* start Data lines *
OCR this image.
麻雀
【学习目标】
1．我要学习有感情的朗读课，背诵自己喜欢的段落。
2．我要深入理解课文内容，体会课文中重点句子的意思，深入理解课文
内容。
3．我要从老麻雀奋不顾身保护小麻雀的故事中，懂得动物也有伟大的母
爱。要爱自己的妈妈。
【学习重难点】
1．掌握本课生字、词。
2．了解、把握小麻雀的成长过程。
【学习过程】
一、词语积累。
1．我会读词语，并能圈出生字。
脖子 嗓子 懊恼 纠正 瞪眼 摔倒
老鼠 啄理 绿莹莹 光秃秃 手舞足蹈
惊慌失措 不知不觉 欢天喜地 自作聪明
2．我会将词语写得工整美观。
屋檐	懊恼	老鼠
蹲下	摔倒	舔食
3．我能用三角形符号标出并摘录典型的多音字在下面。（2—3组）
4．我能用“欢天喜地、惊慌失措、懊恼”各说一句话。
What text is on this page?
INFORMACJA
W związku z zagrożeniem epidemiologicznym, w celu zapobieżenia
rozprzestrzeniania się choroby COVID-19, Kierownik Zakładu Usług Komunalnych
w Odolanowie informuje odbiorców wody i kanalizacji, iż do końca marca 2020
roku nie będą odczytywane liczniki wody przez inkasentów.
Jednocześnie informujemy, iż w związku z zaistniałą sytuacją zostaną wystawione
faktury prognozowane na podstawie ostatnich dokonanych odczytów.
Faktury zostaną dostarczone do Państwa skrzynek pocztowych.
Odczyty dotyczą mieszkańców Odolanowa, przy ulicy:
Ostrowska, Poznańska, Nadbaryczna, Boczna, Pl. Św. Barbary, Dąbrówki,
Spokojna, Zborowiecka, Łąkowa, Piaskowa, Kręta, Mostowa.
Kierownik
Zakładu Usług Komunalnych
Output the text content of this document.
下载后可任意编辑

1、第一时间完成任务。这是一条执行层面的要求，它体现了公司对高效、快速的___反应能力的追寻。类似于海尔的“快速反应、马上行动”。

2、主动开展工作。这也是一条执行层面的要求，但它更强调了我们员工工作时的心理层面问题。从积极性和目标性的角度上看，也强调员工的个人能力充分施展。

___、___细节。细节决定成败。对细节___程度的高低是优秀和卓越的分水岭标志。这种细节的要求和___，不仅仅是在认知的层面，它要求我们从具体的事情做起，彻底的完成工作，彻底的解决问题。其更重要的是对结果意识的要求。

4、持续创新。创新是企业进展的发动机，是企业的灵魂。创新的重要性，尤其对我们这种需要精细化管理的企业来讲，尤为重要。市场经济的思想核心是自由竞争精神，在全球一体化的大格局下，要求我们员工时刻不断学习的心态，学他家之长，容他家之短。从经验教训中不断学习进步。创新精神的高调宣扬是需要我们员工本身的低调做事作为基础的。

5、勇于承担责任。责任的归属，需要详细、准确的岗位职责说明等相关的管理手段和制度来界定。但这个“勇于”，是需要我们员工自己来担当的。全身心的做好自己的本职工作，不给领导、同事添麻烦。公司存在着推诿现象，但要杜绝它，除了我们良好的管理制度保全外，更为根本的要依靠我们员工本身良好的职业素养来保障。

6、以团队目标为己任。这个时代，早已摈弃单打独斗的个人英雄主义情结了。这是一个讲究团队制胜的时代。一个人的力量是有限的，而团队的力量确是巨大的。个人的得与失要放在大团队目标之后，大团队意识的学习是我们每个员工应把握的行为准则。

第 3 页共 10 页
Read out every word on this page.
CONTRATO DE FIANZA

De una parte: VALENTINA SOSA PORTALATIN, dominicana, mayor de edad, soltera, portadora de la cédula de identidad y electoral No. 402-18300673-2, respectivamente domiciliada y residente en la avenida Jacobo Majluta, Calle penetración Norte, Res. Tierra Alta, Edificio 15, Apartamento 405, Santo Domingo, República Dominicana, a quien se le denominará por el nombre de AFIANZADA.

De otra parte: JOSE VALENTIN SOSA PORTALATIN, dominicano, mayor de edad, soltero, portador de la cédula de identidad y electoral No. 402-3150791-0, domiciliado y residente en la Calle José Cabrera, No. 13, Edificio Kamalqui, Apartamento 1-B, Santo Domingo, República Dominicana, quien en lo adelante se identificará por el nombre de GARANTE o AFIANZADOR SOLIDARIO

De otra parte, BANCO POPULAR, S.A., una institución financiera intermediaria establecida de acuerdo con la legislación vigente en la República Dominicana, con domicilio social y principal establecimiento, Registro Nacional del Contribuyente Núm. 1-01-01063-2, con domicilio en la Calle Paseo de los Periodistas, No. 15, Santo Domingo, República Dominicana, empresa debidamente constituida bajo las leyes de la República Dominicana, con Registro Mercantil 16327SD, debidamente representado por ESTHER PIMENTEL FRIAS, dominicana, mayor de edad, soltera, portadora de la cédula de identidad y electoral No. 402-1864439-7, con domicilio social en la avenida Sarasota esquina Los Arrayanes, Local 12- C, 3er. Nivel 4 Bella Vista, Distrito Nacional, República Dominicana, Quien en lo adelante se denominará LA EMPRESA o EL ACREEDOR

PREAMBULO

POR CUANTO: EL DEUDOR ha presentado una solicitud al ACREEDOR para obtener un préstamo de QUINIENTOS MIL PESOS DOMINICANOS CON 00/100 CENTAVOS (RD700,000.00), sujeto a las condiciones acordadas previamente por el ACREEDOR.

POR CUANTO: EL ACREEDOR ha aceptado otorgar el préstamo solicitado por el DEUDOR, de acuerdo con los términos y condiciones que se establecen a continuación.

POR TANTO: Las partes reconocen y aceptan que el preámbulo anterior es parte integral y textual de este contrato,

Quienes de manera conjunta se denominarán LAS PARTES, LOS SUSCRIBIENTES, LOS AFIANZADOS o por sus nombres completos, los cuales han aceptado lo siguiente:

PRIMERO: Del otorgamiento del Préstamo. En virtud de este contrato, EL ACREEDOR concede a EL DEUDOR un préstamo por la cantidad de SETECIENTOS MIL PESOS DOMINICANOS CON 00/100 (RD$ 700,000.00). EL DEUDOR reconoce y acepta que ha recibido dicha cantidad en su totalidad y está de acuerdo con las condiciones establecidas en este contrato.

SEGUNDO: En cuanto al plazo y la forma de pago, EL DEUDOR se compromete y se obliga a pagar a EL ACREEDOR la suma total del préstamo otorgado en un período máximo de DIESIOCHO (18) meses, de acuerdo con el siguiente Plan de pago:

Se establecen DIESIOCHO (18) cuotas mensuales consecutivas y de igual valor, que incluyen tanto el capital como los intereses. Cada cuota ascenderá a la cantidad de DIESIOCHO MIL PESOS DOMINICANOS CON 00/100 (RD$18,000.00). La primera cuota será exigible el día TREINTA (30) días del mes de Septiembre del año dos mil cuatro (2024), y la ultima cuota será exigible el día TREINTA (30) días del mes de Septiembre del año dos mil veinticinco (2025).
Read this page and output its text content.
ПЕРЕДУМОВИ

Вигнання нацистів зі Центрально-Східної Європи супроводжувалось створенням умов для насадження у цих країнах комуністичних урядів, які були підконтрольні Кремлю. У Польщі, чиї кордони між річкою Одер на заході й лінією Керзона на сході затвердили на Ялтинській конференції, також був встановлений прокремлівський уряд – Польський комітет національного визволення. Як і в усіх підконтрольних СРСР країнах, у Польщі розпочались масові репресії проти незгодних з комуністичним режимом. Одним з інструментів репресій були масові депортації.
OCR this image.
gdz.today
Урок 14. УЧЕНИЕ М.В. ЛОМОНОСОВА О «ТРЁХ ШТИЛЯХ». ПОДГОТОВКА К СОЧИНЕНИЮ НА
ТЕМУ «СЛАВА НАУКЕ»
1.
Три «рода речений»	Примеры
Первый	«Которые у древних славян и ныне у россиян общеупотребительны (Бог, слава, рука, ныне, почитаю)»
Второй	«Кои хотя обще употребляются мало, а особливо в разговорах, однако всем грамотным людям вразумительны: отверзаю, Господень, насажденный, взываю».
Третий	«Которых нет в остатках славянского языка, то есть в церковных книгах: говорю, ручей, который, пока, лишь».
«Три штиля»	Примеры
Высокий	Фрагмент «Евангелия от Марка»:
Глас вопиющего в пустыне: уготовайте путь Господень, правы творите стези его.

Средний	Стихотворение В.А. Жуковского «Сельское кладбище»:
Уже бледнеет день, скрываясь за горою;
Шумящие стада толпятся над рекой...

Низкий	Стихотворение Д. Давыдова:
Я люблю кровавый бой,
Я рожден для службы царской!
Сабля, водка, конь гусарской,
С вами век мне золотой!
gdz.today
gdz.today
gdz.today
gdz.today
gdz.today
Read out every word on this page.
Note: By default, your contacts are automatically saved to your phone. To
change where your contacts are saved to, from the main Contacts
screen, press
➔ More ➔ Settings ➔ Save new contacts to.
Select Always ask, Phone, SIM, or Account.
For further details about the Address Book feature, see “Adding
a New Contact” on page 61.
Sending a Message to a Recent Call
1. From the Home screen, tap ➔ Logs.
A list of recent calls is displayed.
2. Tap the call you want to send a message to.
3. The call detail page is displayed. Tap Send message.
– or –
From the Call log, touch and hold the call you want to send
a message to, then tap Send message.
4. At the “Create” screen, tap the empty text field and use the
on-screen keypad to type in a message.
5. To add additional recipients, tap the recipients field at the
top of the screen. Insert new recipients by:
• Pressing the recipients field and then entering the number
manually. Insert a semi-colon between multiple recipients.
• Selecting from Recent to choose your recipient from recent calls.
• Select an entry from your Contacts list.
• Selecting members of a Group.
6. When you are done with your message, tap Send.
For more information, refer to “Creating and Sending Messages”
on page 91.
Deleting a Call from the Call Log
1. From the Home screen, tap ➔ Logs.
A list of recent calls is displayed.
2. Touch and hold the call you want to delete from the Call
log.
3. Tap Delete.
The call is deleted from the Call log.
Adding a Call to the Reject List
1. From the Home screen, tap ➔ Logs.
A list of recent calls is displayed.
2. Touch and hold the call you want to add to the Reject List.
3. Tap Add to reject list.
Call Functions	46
* end Data lines *
● **Exercise aim**:
Pick out, from the lines above, every one that contains the string "związku".

● **Written answer**:
W związku z zagrożeniem epidemiologicznym, w celu zapobieżenia
Jednocześnie informujemy, iż w związku z zaistniałą sytuacją zostaną wystawione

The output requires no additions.